▸ **Exercise instructions**
Reproduce the material word for word; the images stay out.

▸ **Data entries**

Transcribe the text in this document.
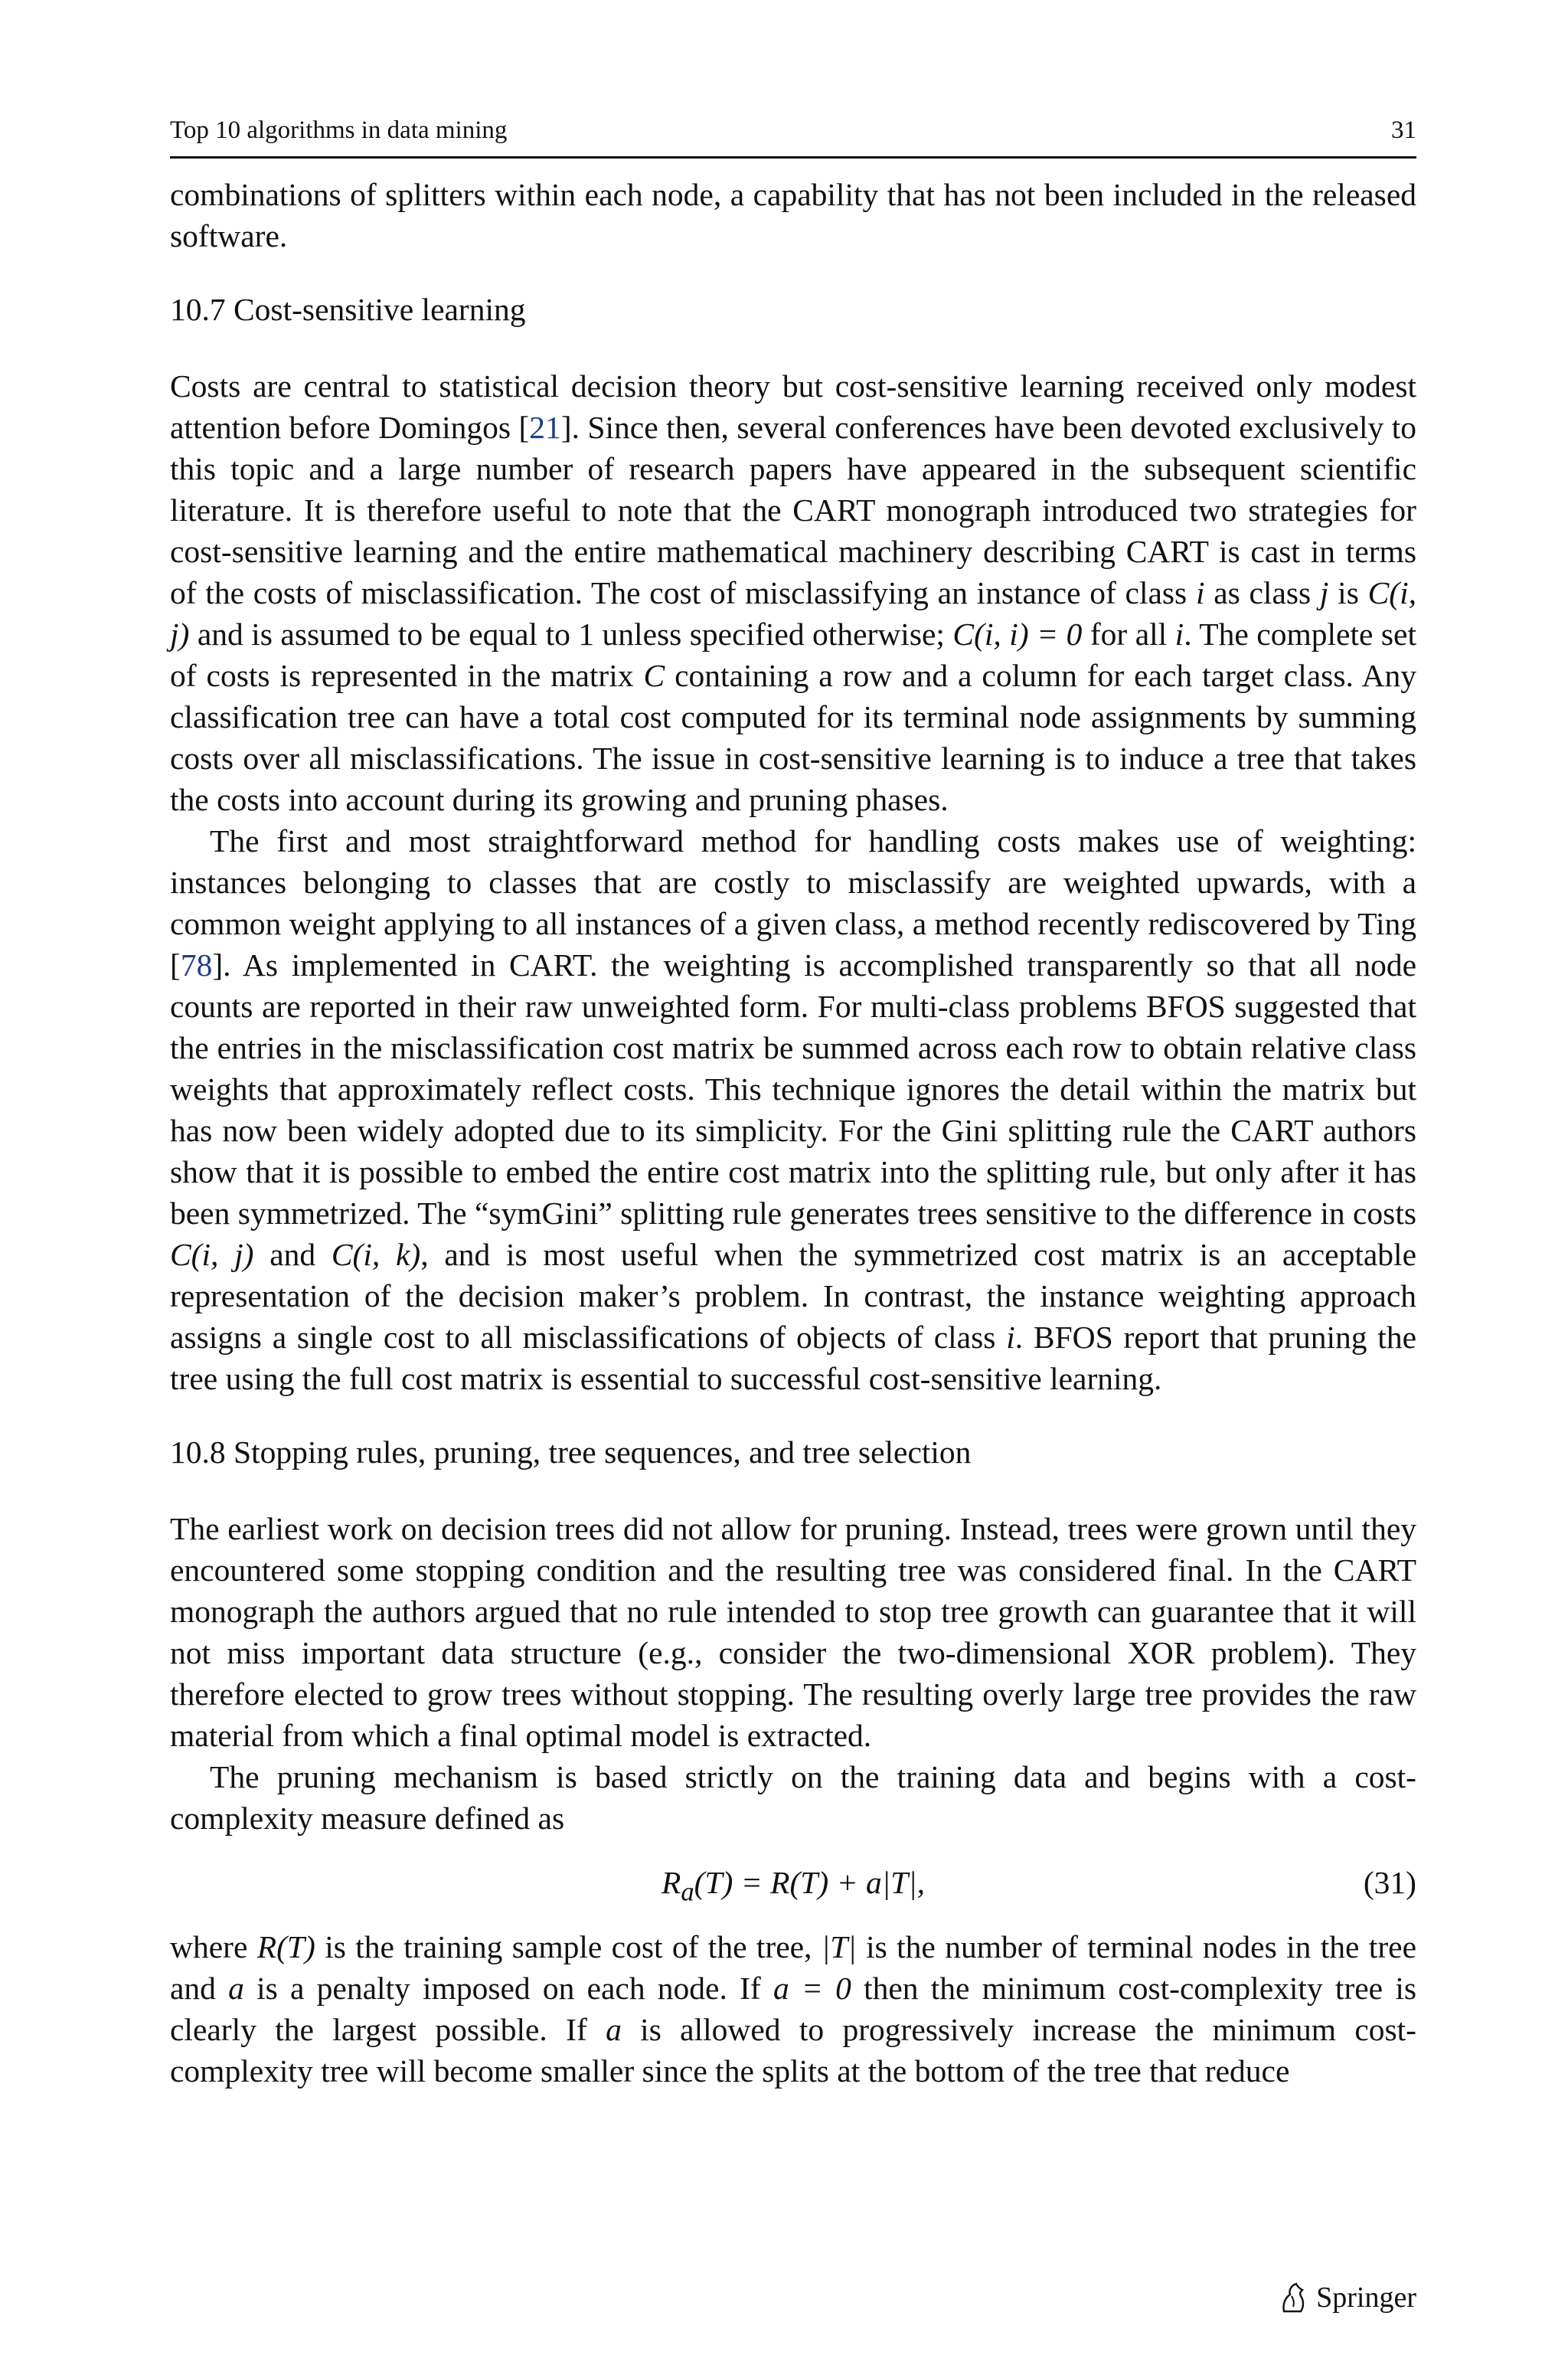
Top 10 algorithms in data mining	31

combinations of splitters within each node, a capability that has not been included in the released software.

10.7 Cost-sensitive learning

Costs are central to statistical decision theory but cost-sensitive learning received only modest attention before Domingos [21]. Since then, several conferences have been devoted exclusively to this topic and a large number of research papers have appeared in the subsequent scientific literature. It is therefore useful to note that the CART monograph introduced two strategies for cost-sensitive learning and the entire mathematical machinery describing CART is cast in terms of the costs of misclassification. The cost of misclassifying an instance of class i as class j is C(i, j) and is assumed to be equal to 1 unless specified otherwise; C(i, i) = 0 for all i. The complete set of costs is represented in the matrix C containing a row and a column for each target class. Any classification tree can have a total cost computed for its terminal node assignments by summing costs over all misclassifications. The issue in cost-sensitive learning is to induce a tree that takes the costs into account during its growing and pruning phases.

The first and most straightforward method for handling costs makes use of weighting: instances belonging to classes that are costly to misclassify are weighted upwards, with a common weight applying to all instances of a given class, a method recently rediscovered by Ting [78]. As implemented in CART. the weighting is accomplished transparently so that all node counts are reported in their raw unweighted form. For multi-class problems BFOS suggested that the entries in the misclassification cost matrix be summed across each row to obtain relative class weights that approximately reflect costs. This technique ignores the detail within the matrix but has now been widely adopted due to its simplicity. For the Gini splitting rule the CART authors show that it is possible to embed the entire cost matrix into the splitting rule, but only after it has been symmetrized. The “symGini” splitting rule generates trees sensitive to the difference in costs C(i, j) and C(i, k), and is most useful when the symmetrized cost matrix is an acceptable representation of the decision maker’s problem. In contrast, the instance weighting approach assigns a single cost to all misclassifications of objects of class i. BFOS report that pruning the tree using the full cost matrix is essential to successful cost-sensitive learning.

10.8 Stopping rules, pruning, tree sequences, and tree selection

The earliest work on decision trees did not allow for pruning. Instead, trees were grown until they encountered some stopping condition and the resulting tree was considered final. In the CART monograph the authors argued that no rule intended to stop tree growth can guarantee that it will not miss important data structure (e.g., consider the two-dimensional XOR problem). They therefore elected to grow trees without stopping. The resulting overly large tree provides the raw material from which a final optimal model is extracted.

The pruning mechanism is based strictly on the training data and begins with a cost-complexity measure defined as

$R_a(T) = R(T) + a|T|$,	(31)

where R(T) is the training sample cost of the tree, |T| is the number of terminal nodes in the tree and a is a penalty imposed on each node. If a = 0 then the minimum cost-complexity tree is clearly the largest possible. If a is allowed to progressively increase the minimum cost-complexity tree will become smaller since the splits at the bottom of the tree that reduce

Springer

▸ **Exercise response**
Transcribe the text in this document.
Top 10 algorithms in data mining	31

combinations of splitters within each node, a capability that has not been included in the released software.

10.7 Cost-sensitive learning

Costs are central to statistical decision theory but cost-sensitive learning received only modest attention before Domingos [21]. Since then, several conferences have been devoted exclusively to this topic and a large number of research papers have appeared in the subsequent scientific literature. It is therefore useful to note that the CART monograph introduced two strategies for cost-sensitive learning and the entire mathematical machinery describing CART is cast in terms of the costs of misclassification. The cost of misclassifying an instance of class i as class j is C(i, j) and is assumed to be equal to 1 unless specified otherwise; C(i, i) = 0 for all i. The complete set of costs is represented in the matrix C containing a row and a column for each target class. Any classification tree can have a total cost computed for its terminal node assignments by summing costs over all misclassifications. The issue in cost-sensitive learning is to induce a tree that takes the costs into account during its growing and pruning phases.

The first and most straightforward method for handling costs makes use of weighting: instances belonging to classes that are costly to misclassify are weighted upwards, with a common weight applying to all instances of a given class, a method recently rediscovered by Ting [78]. As implemented in CART. the weighting is accomplished transparently so that all node counts are reported in their raw unweighted form. For multi-class problems BFOS suggested that the entries in the misclassification cost matrix be summed across each row to obtain relative class weights that approximately reflect costs. This technique ignores the detail within the matrix but has now been widely adopted due to its simplicity. For the Gini splitting rule the CART authors show that it is possible to embed the entire cost matrix into the splitting rule, but only after it has been symmetrized. The “symGini” splitting rule generates trees sensitive to the difference in costs C(i, j) and C(i, k), and is most useful when the symmetrized cost matrix is an acceptable representation of the decision maker’s problem. In contrast, the instance weighting approach assigns a single cost to all misclassifications of objects of class i. BFOS report that pruning the tree using the full cost matrix is essential to successful cost-sensitive learning.

10.8 Stopping rules, pruning, tree sequences, and tree selection

The earliest work on decision trees did not allow for pruning. Instead, trees were grown until they encountered some stopping condition and the resulting tree was considered final. In the CART monograph the authors argued that no rule intended to stop tree growth can guarantee that it will not miss important data structure (e.g., consider the two-dimensional XOR problem). They therefore elected to grow trees without stopping. The resulting overly large tree provides the raw material from which a final optimal model is extracted.

The pruning mechanism is based strictly on the training data and begins with a cost-complexity measure defined as

$R_a(T) = R(T) + a|T|$,	(31)

where R(T) is the training sample cost of the tree, |T| is the number of terminal nodes in the tree and a is a penalty imposed on each node. If a = 0 then the minimum cost-complexity tree is clearly the largest possible. If a is allowed to progressively increase the minimum cost-complexity tree will become smaller since the splits at the bottom of the tree that reduce

Springer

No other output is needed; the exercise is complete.